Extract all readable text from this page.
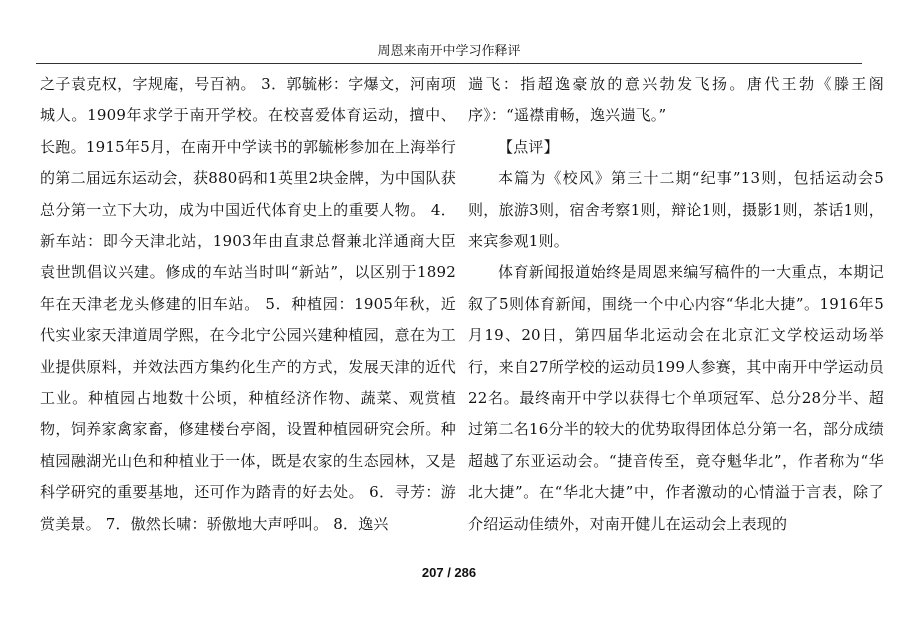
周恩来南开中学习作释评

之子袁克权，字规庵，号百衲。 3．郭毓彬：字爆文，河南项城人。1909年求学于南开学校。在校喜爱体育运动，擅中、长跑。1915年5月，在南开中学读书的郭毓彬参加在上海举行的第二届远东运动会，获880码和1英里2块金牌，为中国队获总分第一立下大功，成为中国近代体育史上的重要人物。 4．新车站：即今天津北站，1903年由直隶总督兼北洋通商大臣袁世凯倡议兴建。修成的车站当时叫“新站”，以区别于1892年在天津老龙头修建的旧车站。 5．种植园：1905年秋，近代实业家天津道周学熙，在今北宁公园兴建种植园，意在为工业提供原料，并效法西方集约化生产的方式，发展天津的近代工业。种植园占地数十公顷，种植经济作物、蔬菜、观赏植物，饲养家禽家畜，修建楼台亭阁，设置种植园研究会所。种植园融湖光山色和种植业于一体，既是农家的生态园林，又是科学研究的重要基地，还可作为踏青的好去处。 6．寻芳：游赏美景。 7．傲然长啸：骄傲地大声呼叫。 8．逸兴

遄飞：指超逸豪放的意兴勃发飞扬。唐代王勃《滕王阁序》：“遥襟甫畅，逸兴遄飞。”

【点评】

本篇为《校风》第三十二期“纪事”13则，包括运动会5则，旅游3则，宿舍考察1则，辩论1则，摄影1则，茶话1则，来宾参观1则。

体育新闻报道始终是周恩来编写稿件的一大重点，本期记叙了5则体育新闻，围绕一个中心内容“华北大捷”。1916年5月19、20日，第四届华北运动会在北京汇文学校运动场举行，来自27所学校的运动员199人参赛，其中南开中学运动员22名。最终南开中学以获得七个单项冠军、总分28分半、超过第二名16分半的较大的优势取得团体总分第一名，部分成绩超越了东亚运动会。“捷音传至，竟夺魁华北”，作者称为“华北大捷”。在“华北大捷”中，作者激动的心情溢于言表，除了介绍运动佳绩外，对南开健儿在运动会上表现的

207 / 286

- - -

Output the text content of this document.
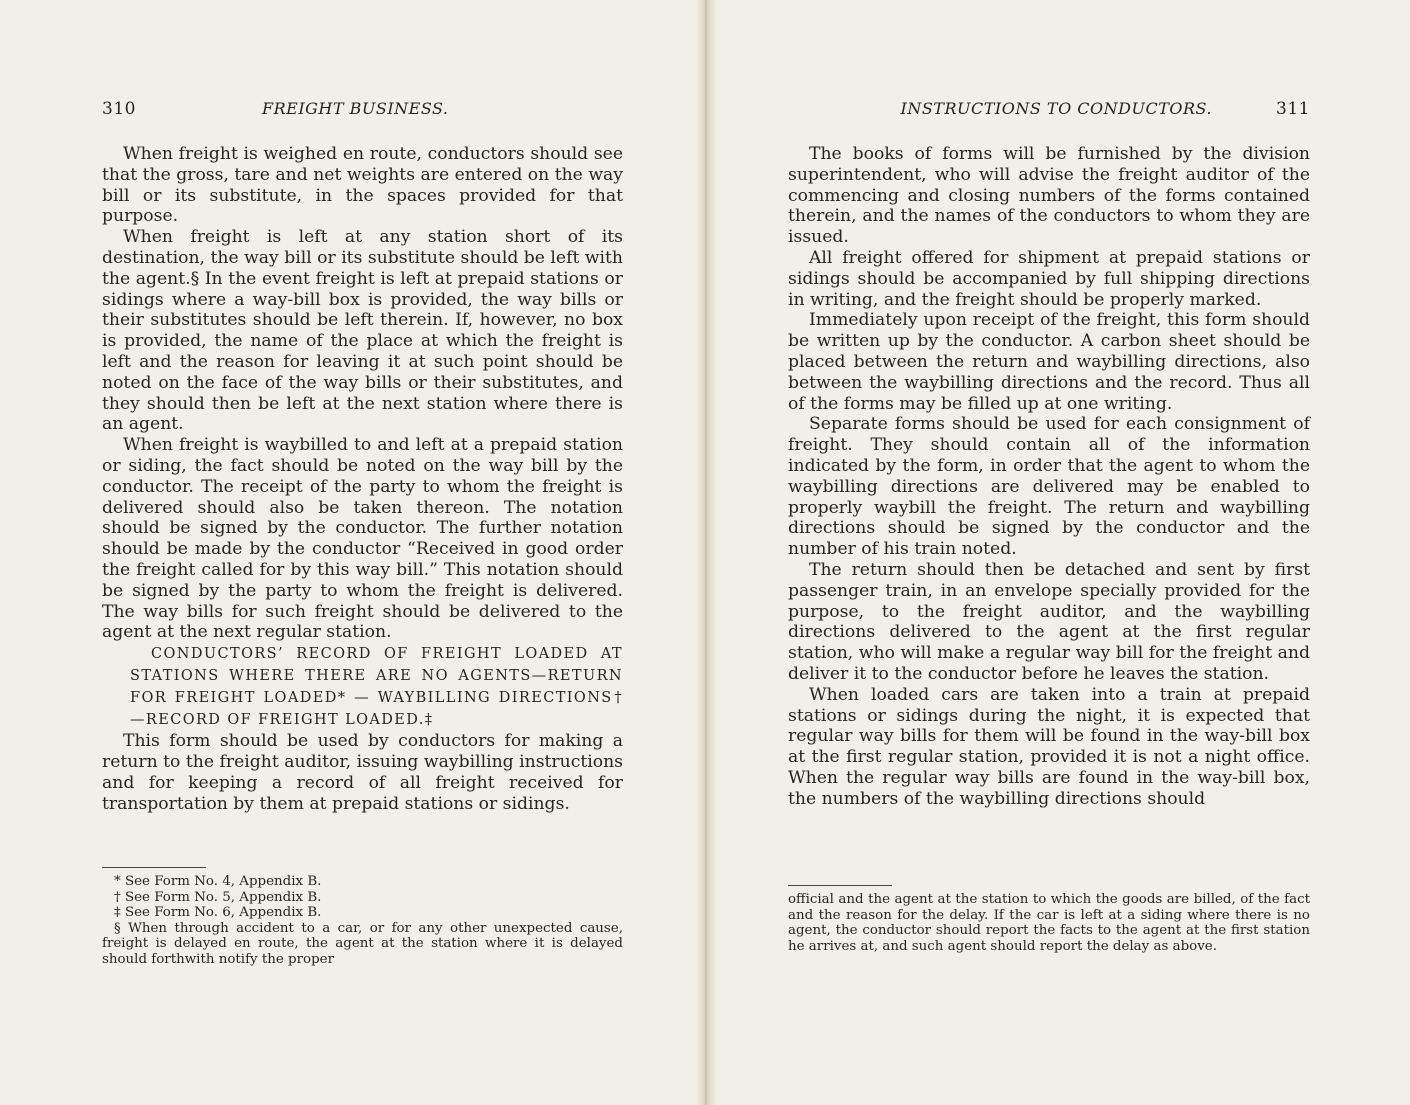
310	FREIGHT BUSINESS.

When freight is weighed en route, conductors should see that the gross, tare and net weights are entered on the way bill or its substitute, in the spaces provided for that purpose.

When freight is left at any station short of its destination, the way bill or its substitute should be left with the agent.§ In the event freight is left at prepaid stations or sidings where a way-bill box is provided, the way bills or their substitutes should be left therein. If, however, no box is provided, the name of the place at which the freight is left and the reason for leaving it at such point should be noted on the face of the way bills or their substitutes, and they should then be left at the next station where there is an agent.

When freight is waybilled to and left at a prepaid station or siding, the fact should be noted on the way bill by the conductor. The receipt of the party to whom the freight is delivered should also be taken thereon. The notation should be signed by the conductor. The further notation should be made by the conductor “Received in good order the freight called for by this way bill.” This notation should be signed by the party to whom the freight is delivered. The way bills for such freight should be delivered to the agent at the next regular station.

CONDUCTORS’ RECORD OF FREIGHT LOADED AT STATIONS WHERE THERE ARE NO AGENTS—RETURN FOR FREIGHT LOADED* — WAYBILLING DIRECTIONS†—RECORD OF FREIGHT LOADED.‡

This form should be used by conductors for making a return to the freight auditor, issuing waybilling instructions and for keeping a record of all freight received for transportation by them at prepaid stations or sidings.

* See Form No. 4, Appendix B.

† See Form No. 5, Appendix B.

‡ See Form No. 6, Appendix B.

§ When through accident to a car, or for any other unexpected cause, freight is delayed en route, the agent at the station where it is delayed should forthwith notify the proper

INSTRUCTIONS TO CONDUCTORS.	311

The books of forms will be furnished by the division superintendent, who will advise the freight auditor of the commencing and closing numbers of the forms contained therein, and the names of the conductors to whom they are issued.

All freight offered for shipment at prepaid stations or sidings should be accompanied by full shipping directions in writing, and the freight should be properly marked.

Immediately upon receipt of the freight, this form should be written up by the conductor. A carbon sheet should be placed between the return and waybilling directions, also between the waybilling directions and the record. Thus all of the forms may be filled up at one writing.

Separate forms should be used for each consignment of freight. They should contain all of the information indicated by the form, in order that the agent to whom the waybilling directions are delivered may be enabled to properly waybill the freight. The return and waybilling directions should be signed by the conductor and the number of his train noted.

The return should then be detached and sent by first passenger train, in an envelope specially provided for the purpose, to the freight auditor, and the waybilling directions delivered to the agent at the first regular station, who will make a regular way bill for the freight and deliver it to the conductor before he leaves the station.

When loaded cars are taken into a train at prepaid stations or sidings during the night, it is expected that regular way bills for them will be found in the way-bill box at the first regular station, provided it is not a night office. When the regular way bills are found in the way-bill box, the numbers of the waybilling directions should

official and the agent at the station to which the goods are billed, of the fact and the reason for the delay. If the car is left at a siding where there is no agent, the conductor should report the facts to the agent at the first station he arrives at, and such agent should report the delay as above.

- - -

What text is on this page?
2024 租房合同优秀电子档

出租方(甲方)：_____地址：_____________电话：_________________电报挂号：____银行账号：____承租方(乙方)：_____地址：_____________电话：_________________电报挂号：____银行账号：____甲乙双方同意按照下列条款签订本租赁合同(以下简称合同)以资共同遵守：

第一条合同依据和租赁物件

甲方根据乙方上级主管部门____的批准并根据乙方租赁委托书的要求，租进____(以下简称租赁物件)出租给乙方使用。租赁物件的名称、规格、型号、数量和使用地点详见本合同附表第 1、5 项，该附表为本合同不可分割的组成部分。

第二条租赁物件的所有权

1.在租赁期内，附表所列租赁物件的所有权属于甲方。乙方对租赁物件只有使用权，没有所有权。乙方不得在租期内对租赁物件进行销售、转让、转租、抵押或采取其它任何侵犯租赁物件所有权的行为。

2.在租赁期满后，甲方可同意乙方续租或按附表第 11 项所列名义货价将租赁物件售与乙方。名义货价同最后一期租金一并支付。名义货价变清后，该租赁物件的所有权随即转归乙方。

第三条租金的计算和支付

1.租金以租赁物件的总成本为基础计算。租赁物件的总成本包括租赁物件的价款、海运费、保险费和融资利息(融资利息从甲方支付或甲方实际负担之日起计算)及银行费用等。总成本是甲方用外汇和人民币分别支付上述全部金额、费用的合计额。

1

- - -

* **DIRECTIONS**:
Wherever the word "them" occurs in a line of the listing, copy that line.

* **RESULT OF THE EXERCISE**:
This form should be used by conductors for making a return to the freight auditor, issuing waybilling instructions and for keeping a record of all freight received for transportation by them at prepaid stations or sidings.
When loaded cars are taken into a train at prepaid stations or sidings during the night, it is expected that regular way bills for them will be found in the way-bill box at the first regular station, provided it is not a night office. When the regular way bills are found in the way-bill box, the numbers of the waybilling directions should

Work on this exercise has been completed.